Exactly reproduce the entries, dropping any pictures from your copy.

— Start —

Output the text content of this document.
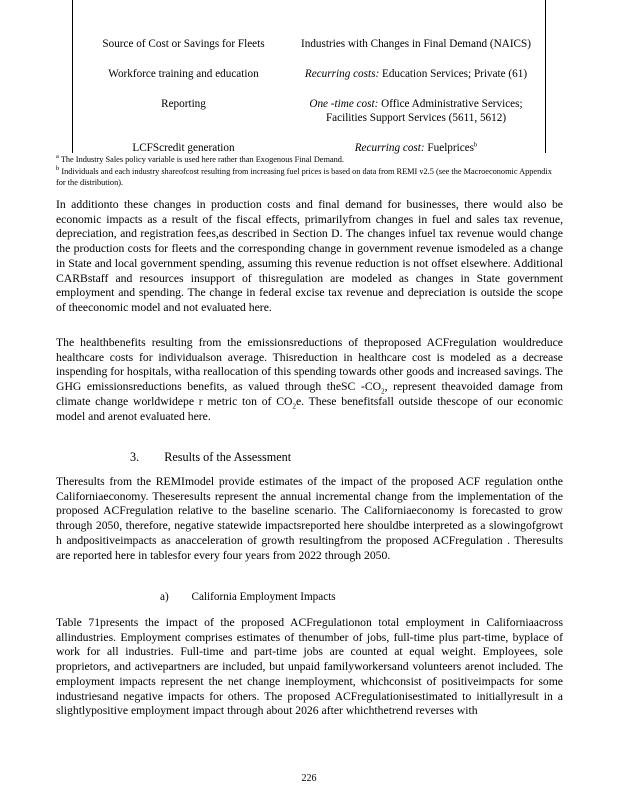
Source of Cost or Savings for Fleets	Industries with Changes in Final Demand (NAICS)
Workforce training and education	Recurring costs: Education Services; Private (61)
Reporting	One -time cost: Office Administrative Services; Facilities Support Services (5611, 5612)
LCFScredit generation	Recurring cost: Fuelprices$^b$
$^a$ The Industry Sales policy variable is used here rather than Exogenous Final Demand.
$^b$ Individuals and each industry shareofcost resulting from increasing fuel prices is based on data from REMI v2.5 (see the Macroeconomic Appendix for the distribution).
In additionto these changes in production costs and final demand for businesses, there would also be economic impacts as a result of the fiscal effects, primarilyfrom changes in fuel and sales tax revenue, depreciation, and registration fees,as described in Section D. The changes infuel tax revenue would change the production costs for fleets and the corresponding change in government revenue ismodeled as a change in State and local government spending, assuming this revenue reduction is not offset elsewhere. Additional CARBstaff and resources insupport of thisregulation are modeled as changes in State government employment and spending. The change in federal excise tax revenue and depreciation is outside the scope of theeconomic model and not evaluated here.
The healthbenefits resulting from the emissionsreductions of theproposed ACFregulation wouldreduce healthcare costs for individualson average. Thisreduction in healthcare cost is modeled as a decrease inspending for hospitals, witha reallocation of this spending towards other goods and increased savings. The GHG emissionsreductions benefits, as valued through theSC $-CO_2$, represent theavoided damage from climate change worldwidepe r metric ton of $CO_2e$. These benefitsfall outside thescope of our economic model and arenot evaluated here.
3. Results of the Assessment
Theresults from the REMImodel provide estimates of the impact of the proposed ACF regulation onthe Californiaeconomy. Theseresults represent the annual incremental change from the implementation of the proposed ACFregulation relative to the baseline scenario. The Californiaeconomy is forecasted to grow through 2050, therefore, negative statewide impactsreported here shouldbe interpreted as a slowingofgrowt h andpositiveimpacts as anacceleration of growth resultingfrom the proposed ACFregulation . Theresults are reported here in tablesfor every four years from 2022 through 2050.
a) California Employment Impacts
Table 71presents the impact of the proposed ACFregulationon total employment in Californiaacross allindustries. Employment comprises estimates of thenumber of jobs, full-time plus part-time, byplace of work for all industries. Full-time and part-time jobs are counted at equal weight. Employees, sole proprietors, and activepartners are included, but unpaid familyworkersand volunteers arenot included. The employment impacts represent the net change inemployment, whichconsist of positiveimpacts for some industriesand negative impacts for others. The proposed ACFregulationisestimated to initiallyresult in a slightlypositive employment impact through about 2026 after whichthetrend reverses with
226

— End —

TASK OUTPUT -
Output the text content of this document.
Source of Cost or Savings for Fleets	Industries with Changes in Final Demand (NAICS)
Workforce training and education	Recurring costs: Education Services; Private (61)
Reporting	One -time cost: Office Administrative Services; Facilities Support Services (5611, 5612)
LCFScredit generation	Recurring cost: Fuelprices$^b$
$^a$ The Industry Sales policy variable is used here rather than Exogenous Final Demand.
$^b$ Individuals and each industry shareofcost resulting from increasing fuel prices is based on data from REMI v2.5 (see the Macroeconomic Appendix for the distribution).
In additionto these changes in production costs and final demand for businesses, there would also be economic impacts as a result of the fiscal effects, primarilyfrom changes in fuel and sales tax revenue, depreciation, and registration fees,as described in Section D. The changes infuel tax revenue would change the production costs for fleets and the corresponding change in government revenue ismodeled as a change in State and local government spending, assuming this revenue reduction is not offset elsewhere. Additional CARBstaff and resources insupport of thisregulation are modeled as changes in State government employment and spending. The change in federal excise tax revenue and depreciation is outside the scope of theeconomic model and not evaluated here.
The healthbenefits resulting from the emissionsreductions of theproposed ACFregulation wouldreduce healthcare costs for individualson average. Thisreduction in healthcare cost is modeled as a decrease inspending for hospitals, witha reallocation of this spending towards other goods and increased savings. The GHG emissionsreductions benefits, as valued through theSC $-CO_2$, represent theavoided damage from climate change worldwidepe r metric ton of $CO_2e$. These benefitsfall outside thescope of our economic model and arenot evaluated here.
3. Results of the Assessment
Theresults from the REMImodel provide estimates of the impact of the proposed ACF regulation onthe Californiaeconomy. Theseresults represent the annual incremental change from the implementation of the proposed ACFregulation relative to the baseline scenario. The Californiaeconomy is forecasted to grow through 2050, therefore, negative statewide impactsreported here shouldbe interpreted as a slowingofgrowt h andpositiveimpacts as anacceleration of growth resultingfrom the proposed ACFregulation . Theresults are reported here in tablesfor every four years from 2022 through 2050.
a) California Employment Impacts
Table 71presents the impact of the proposed ACFregulationon total employment in Californiaacross allindustries. Employment comprises estimates of thenumber of jobs, full-time plus part-time, byplace of work for all industries. Full-time and part-time jobs are counted at equal weight. Employees, sole proprietors, and activepartners are included, but unpaid familyworkersand volunteers arenot included. The employment impacts represent the net change inemployment, whichconsist of positiveimpacts for some industriesand negative impacts for others. The proposed ACFregulationisestimated to initiallyresult in a slightlypositive employment impact through about 2026 after whichthetrend reverses with
226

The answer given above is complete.